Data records
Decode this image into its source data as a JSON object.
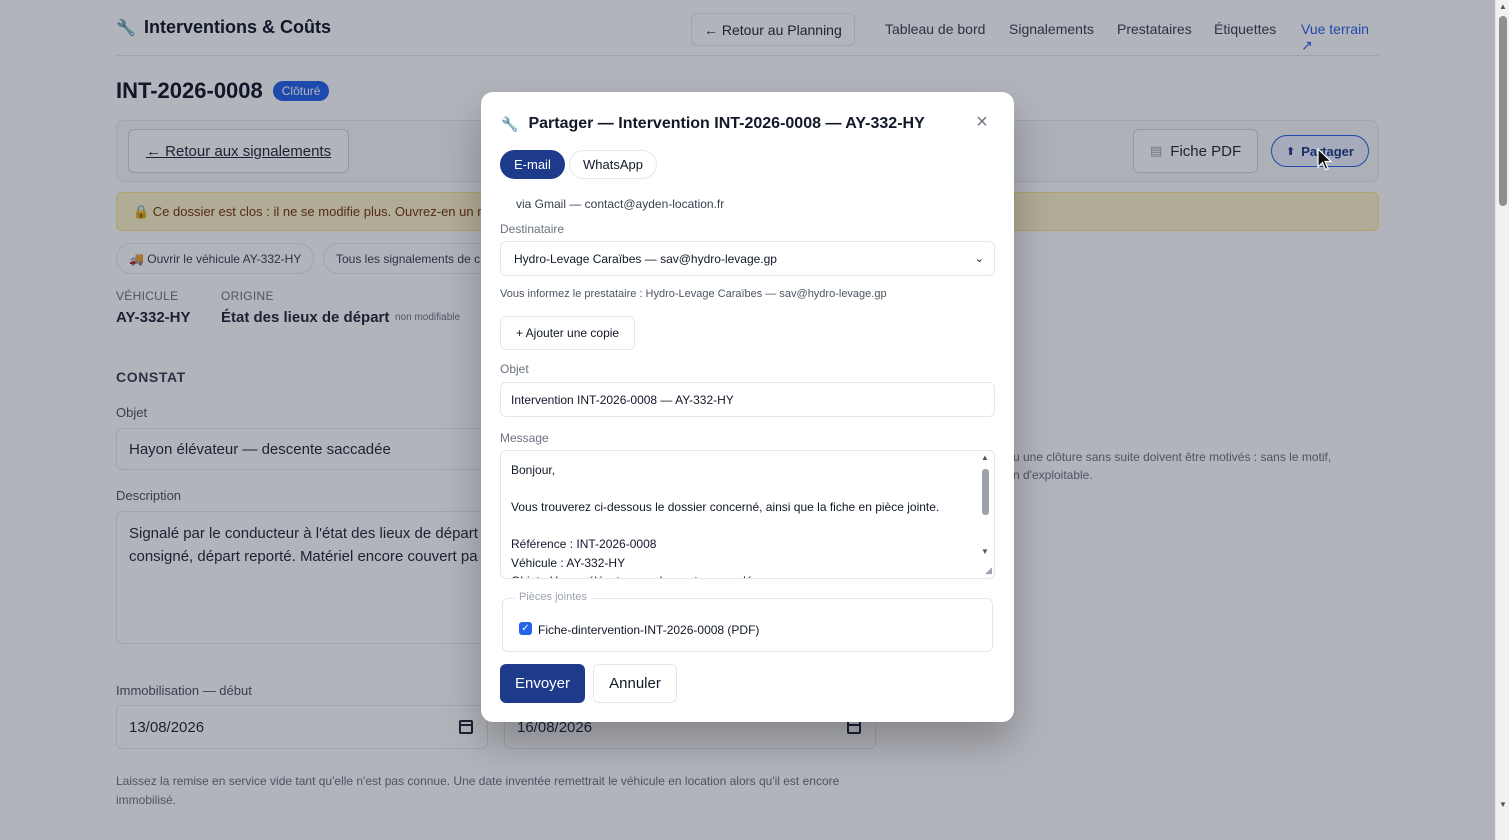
{
  "header": {
    "brand_icon": "wrench-icon",
    "brand": "Interventions & Coûts",
    "back_planning": "← Retour au Planning",
    "nav": [
      "Tableau de bord",
      "Signalements",
      "Prestataires",
      "Étiquettes",
      "Vue terrain ↗"
    ]
  },
  "page": {
    "title": "INT-2026-0008",
    "status_badge": "Clôturé",
    "back_reports": "← Retour aux signalements",
    "pdf_button": "Fiche PDF",
    "share_button": "Partager",
    "notice": "🔒 Ce dossier est clos : il ne se modifie plus. Ouvrez-en un no",
    "chips": [
      "🚚 Ouvrir le véhicule AY-332-HY",
      "Tous les signalements de c"
    ],
    "vehicle_label": "VÉHICULE",
    "vehicle_value": "AY-332-HY",
    "origin_label": "ORIGINE",
    "origin_value": "État des lieux de départ",
    "origin_hint": "non modifiable",
    "section_constat": "CONSTAT",
    "objet_label": "Objet",
    "objet_value": "Hayon élévateur — descente saccadée",
    "description_label": "Description",
    "description_value": "Signalé par le conducteur à l'état des lieux de départ\nconsigné, départ reporté. Matériel encore couvert pa",
    "side_note": "u une clôture sans suite doivent être motivés : sans le motif,\nn d'exploitable.",
    "immob_label": "Immobilisation — début",
    "immob_start": "13/08/2026",
    "immob_end": "16/08/2026",
    "foot_note": "Laissez la remise en service vide tant qu'elle n'est pas connue. Une date inventée remettrait le véhicule en location alors qu'il est encore immobilisé."
  },
  "modal": {
    "title": "Partager — Intervention INT-2026-0008 — AY-332-HY",
    "close": "×",
    "tab_email": "E-mail",
    "tab_whatsapp": "WhatsApp",
    "via": "via Gmail — contact@ayden-location.fr",
    "recipient_label": "Destinataire",
    "recipient_value": "Hydro-Levage Caraïbes — sav@hydro-levage.gp",
    "recipient_info": "Vous informez le prestataire : Hydro-Levage Caraïbes — sav@hydro-levage.gp",
    "add_copy": "+ Ajouter une copie",
    "subject_label": "Objet",
    "subject_value": "Intervention INT-2026-0008 — AY-332-HY",
    "message_label": "Message",
    "message_value": "Bonjour,\n\nVous trouverez ci-dessous le dossier concerné, ainsi que la fiche en pièce jointe.\n\nRéférence : INT-2026-0008\nVéhicule : AY-332-HY\nObjet : Hayon élévateur — descente saccadée",
    "attachments_legend": "Pièces jointes",
    "attachment_name": "Fiche-dintervention-INT-2026-0008 (PDF)",
    "attachment_checked": true,
    "send": "Envoyer",
    "cancel": "Annuler"
  }
}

Given task: Omit pictures; set down the rest of the material word for word.

Answer to this task:
Decode this image into its source data as a JSON object.
{
  "header": {
    "brand_icon": "wrench-icon",
    "brand": "Interventions & Coûts",
    "back_planning": "← Retour au Planning",
    "nav": [
      "Tableau de bord",
      "Signalements",
      "Prestataires",
      "Étiquettes",
      "Vue terrain ↗"
    ]
  },
  "page": {
    "title": "INT-2026-0008",
    "status_badge": "Clôturé",
    "back_reports": "← Retour aux signalements",
    "pdf_button": "Fiche PDF",
    "share_button": "Partager",
    "notice": "🔒 Ce dossier est clos : il ne se modifie plus. Ouvrez-en un no",
    "chips": [
      "🚚 Ouvrir le véhicule AY-332-HY",
      "Tous les signalements de c"
    ],
    "vehicle_label": "VÉHICULE",
    "vehicle_value": "AY-332-HY",
    "origin_label": "ORIGINE",
    "origin_value": "État des lieux de départ",
    "origin_hint": "non modifiable",
    "section_constat": "CONSTAT",
    "objet_label": "Objet",
    "objet_value": "Hayon élévateur — descente saccadée",
    "description_label": "Description",
    "description_value": "Signalé par le conducteur à l'état des lieux de départ\nconsigné, départ reporté. Matériel encore couvert pa",
    "side_note": "u une clôture sans suite doivent être motivés : sans le motif,\nn d'exploitable.",
    "immob_label": "Immobilisation — début",
    "immob_start": "13/08/2026",
    "immob_end": "16/08/2026",
    "foot_note": "Laissez la remise en service vide tant qu'elle n'est pas connue. Une date inventée remettrait le véhicule en location alors qu'il est encore immobilisé."
  },
  "modal": {
    "title": "Partager — Intervention INT-2026-0008 — AY-332-HY",
    "close": "×",
    "tab_email": "E-mail",
    "tab_whatsapp": "WhatsApp",
    "via": "via Gmail — contact@ayden-location.fr",
    "recipient_label": "Destinataire",
    "recipient_value": "Hydro-Levage Caraïbes — sav@hydro-levage.gp",
    "recipient_info": "Vous informez le prestataire : Hydro-Levage Caraïbes — sav@hydro-levage.gp",
    "add_copy": "+ Ajouter une copie",
    "subject_label": "Objet",
    "subject_value": "Intervention INT-2026-0008 — AY-332-HY",
    "message_label": "Message",
    "message_value": "Bonjour,\n\nVous trouverez ci-dessous le dossier concerné, ainsi que la fiche en pièce jointe.\n\nRéférence : INT-2026-0008\nVéhicule : AY-332-HY\nObjet : Hayon élévateur — descente saccadée",
    "attachments_legend": "Pièces jointes",
    "attachment_name": "Fiche-dintervention-INT-2026-0008 (PDF)",
    "attachment_checked": true,
    "send": "Envoyer",
    "cancel": "Annuler"
  }
}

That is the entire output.